→ JOB: Extract all lines containing "right".

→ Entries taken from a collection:
▬▬▬▬▬▬▬▬▬▬

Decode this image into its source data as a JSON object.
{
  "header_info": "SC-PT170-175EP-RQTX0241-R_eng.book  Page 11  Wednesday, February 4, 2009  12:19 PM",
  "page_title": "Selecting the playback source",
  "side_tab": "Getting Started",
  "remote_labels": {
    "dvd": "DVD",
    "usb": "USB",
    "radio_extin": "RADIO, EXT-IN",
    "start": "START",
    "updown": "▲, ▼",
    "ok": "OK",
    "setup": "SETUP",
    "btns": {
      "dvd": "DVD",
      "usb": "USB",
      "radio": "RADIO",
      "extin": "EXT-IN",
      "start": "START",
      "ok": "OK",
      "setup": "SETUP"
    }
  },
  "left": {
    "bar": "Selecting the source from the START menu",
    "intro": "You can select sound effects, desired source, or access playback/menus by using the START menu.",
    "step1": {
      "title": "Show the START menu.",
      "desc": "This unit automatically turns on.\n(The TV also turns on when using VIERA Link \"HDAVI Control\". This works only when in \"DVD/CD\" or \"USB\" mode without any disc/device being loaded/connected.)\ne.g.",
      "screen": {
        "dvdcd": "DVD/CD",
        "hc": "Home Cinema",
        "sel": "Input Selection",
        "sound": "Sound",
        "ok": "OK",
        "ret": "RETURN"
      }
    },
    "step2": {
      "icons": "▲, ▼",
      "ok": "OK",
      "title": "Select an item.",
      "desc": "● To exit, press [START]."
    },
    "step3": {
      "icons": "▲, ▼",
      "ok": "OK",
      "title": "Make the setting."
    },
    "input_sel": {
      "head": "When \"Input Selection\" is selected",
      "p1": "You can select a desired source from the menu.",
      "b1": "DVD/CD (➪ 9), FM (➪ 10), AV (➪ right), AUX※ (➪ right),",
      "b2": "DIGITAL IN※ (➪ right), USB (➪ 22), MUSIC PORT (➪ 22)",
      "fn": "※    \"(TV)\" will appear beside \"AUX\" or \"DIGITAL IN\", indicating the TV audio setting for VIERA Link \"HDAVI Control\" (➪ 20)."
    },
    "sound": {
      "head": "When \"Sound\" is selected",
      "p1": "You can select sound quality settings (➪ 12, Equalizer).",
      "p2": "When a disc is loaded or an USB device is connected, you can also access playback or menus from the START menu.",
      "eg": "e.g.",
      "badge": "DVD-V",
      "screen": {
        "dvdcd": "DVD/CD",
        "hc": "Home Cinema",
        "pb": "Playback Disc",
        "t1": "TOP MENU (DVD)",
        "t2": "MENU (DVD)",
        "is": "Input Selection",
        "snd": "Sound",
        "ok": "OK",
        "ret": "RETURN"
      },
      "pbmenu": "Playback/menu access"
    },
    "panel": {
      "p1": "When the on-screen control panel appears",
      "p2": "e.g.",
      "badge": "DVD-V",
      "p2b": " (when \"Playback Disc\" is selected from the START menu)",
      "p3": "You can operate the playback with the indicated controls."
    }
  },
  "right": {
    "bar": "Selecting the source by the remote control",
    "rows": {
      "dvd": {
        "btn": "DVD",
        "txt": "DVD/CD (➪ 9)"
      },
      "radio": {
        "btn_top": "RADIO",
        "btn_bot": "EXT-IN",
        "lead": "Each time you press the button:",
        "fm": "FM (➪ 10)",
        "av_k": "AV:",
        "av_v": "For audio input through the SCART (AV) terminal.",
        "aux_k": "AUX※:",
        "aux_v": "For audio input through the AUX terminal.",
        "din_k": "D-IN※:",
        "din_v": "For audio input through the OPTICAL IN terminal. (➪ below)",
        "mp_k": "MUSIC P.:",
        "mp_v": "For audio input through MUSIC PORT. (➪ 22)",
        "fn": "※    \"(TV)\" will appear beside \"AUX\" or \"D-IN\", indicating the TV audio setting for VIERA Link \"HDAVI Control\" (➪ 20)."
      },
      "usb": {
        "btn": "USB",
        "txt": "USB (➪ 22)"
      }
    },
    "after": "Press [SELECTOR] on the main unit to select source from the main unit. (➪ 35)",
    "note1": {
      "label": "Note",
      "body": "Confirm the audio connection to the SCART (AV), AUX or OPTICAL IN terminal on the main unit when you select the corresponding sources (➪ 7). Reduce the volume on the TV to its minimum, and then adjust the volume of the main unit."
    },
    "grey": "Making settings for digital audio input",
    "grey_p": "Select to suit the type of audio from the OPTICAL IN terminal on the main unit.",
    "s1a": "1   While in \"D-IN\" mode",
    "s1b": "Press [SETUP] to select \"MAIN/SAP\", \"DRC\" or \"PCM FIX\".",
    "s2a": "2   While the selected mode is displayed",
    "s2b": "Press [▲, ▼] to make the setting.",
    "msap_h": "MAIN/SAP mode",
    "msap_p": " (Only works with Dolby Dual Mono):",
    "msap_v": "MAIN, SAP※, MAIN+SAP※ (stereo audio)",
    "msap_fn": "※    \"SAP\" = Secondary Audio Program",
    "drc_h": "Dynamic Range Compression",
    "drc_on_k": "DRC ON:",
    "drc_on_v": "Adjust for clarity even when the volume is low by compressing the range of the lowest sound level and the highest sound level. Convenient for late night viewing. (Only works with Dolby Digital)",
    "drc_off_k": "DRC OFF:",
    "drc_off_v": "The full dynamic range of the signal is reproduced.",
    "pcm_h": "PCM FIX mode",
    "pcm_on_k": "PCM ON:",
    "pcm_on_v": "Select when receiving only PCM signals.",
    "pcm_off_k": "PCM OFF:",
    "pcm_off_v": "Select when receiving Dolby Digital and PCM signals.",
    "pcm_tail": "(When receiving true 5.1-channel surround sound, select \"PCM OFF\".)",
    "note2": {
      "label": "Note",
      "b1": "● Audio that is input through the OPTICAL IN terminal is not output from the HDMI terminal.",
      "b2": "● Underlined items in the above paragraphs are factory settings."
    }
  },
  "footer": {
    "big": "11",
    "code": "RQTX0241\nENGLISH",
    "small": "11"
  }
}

▬▬▬▬▬▬▬▬▬▬

→ FINAL ANSWER:
      "b1": "DVD/CD (➪ 9), FM (➪ 10), AV (➪ right), AUX※ (➪ right),",
      "b2": "DIGITAL IN※ (➪ right), USB (➪ 22), MUSIC PORT (➪ 22)",
  "right": {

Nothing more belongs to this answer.